_Given instruction_
Copy everything in the listing below word for word, apart from any images.

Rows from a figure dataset
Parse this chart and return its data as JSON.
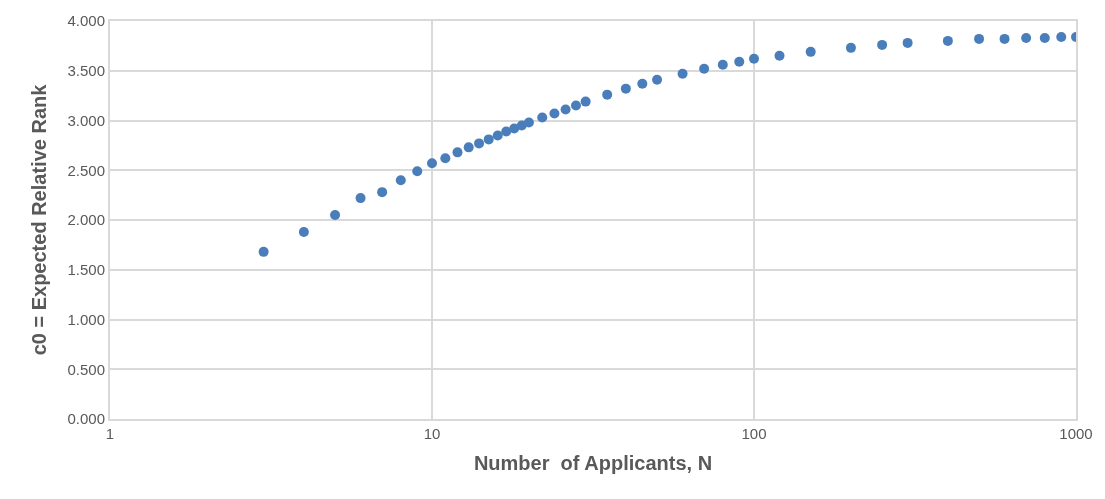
{
  "chart_data": {
    "type": "scatter",
    "xlabel": "Number  of Applicants, N",
    "ylabel": "c0 = Expected Relative Rank",
    "log": "x",
    "grid": true,
    "marker": "circle",
    "xlim": [
      1,
      1000
    ],
    "xticks": [
      1,
      10,
      100,
      1000
    ],
    "ylim": [
      0,
      4
    ],
    "yticks": [
      {
        "value": 0,
        "label": "0.000"
      },
      {
        "value": 0.5,
        "label": "0.500"
      },
      {
        "value": 1,
        "label": "1.000"
      },
      {
        "value": 1.5,
        "label": "1.500"
      },
      {
        "value": 2,
        "label": "2.000"
      },
      {
        "value": 2.5,
        "label": "2.500"
      },
      {
        "value": 3,
        "label": "3.000"
      },
      {
        "value": 3.5,
        "label": "3.500"
      },
      {
        "value": 4,
        "label": "4.000"
      }
    ],
    "series": [
      {
        "color": "#4a7ebb",
        "x": [
          3,
          4,
          5,
          6,
          7,
          8,
          9,
          10,
          11,
          12,
          13,
          14,
          15,
          16,
          17,
          18,
          19,
          20,
          22,
          24,
          26,
          28,
          30,
          35,
          40,
          45,
          50,
          60,
          70,
          80,
          90,
          100,
          120,
          150,
          200,
          250,
          300,
          400,
          500,
          600,
          700,
          800,
          900,
          1000
        ],
        "values": [
          1.68,
          1.88,
          2.05,
          2.22,
          2.28,
          2.4,
          2.49,
          2.57,
          2.62,
          2.68,
          2.73,
          2.77,
          2.81,
          2.85,
          2.89,
          2.92,
          2.95,
          2.98,
          3.03,
          3.07,
          3.11,
          3.15,
          3.19,
          3.26,
          3.32,
          3.37,
          3.41,
          3.47,
          3.52,
          3.56,
          3.59,
          3.62,
          3.65,
          3.69,
          3.73,
          3.76,
          3.78,
          3.8,
          3.82,
          3.82,
          3.83,
          3.83,
          3.84,
          3.84
        ]
      }
    ]
  }
}
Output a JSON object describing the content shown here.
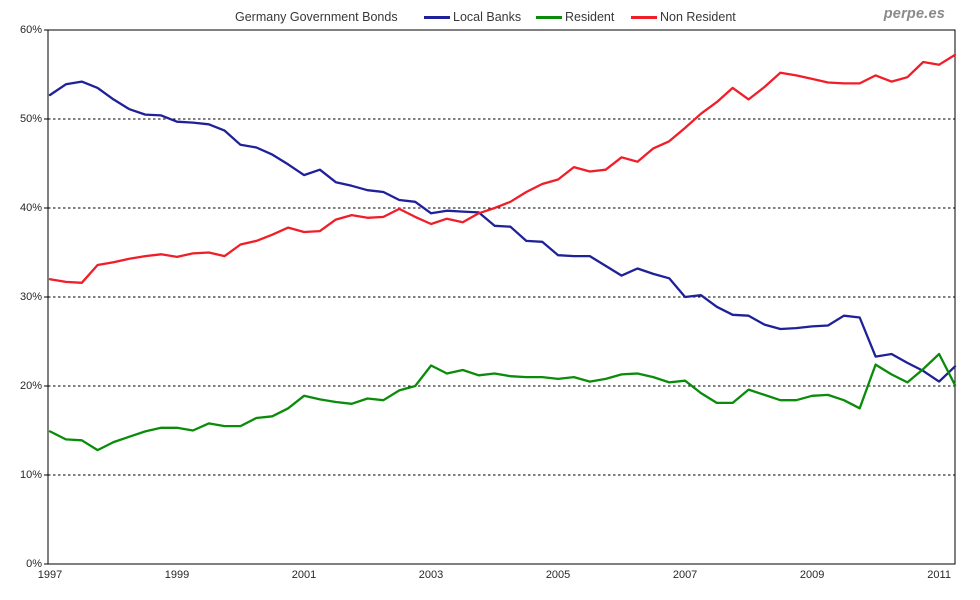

_Expected output_
Parse this chart and return its data as JSON.
{
  "chart_data": {
    "type": "scatter",
    "xlabel": "Number  of Applicants, N",
    "ylabel": "c0 = Expected Relative Rank",
    "log": "x",
    "grid": true,
    "marker": "circle",
    "xlim": [
      1,
      1000
    ],
    "xticks": [
      1,
      10,
      100,
      1000
    ],
    "ylim": [
      0,
      4
    ],
    "yticks": [
      {
        "value": 0,
        "label": "0.000"
      },
      {
        "value": 0.5,
        "label": "0.500"
      },
      {
        "value": 1,
        "label": "1.000"
      },
      {
        "value": 1.5,
        "label": "1.500"
      },
      {
        "value": 2,
        "label": "2.000"
      },
      {
        "value": 2.5,
        "label": "2.500"
      },
      {
        "value": 3,
        "label": "3.000"
      },
      {
        "value": 3.5,
        "label": "3.500"
      },
      {
        "value": 4,
        "label": "4.000"
      }
    ],
    "series": [
      {
        "color": "#4a7ebb",
        "x": [
          3,
          4,
          5,
          6,
          7,
          8,
          9,
          10,
          11,
          12,
          13,
          14,
          15,
          16,
          17,
          18,
          19,
          20,
          22,
          24,
          26,
          28,
          30,
          35,
          40,
          45,
          50,
          60,
          70,
          80,
          90,
          100,
          120,
          150,
          200,
          250,
          300,
          400,
          500,
          600,
          700,
          800,
          900,
          1000
        ],
        "values": [
          1.68,
          1.88,
          2.05,
          2.22,
          2.28,
          2.4,
          2.49,
          2.57,
          2.62,
          2.68,
          2.73,
          2.77,
          2.81,
          2.85,
          2.89,
          2.92,
          2.95,
          2.98,
          3.03,
          3.07,
          3.11,
          3.15,
          3.19,
          3.26,
          3.32,
          3.37,
          3.41,
          3.47,
          3.52,
          3.56,
          3.59,
          3.62,
          3.65,
          3.69,
          3.73,
          3.76,
          3.78,
          3.8,
          3.82,
          3.82,
          3.83,
          3.83,
          3.84,
          3.84
        ]
      }
    ]
  }
}
Output a JSON object describing the content shown here.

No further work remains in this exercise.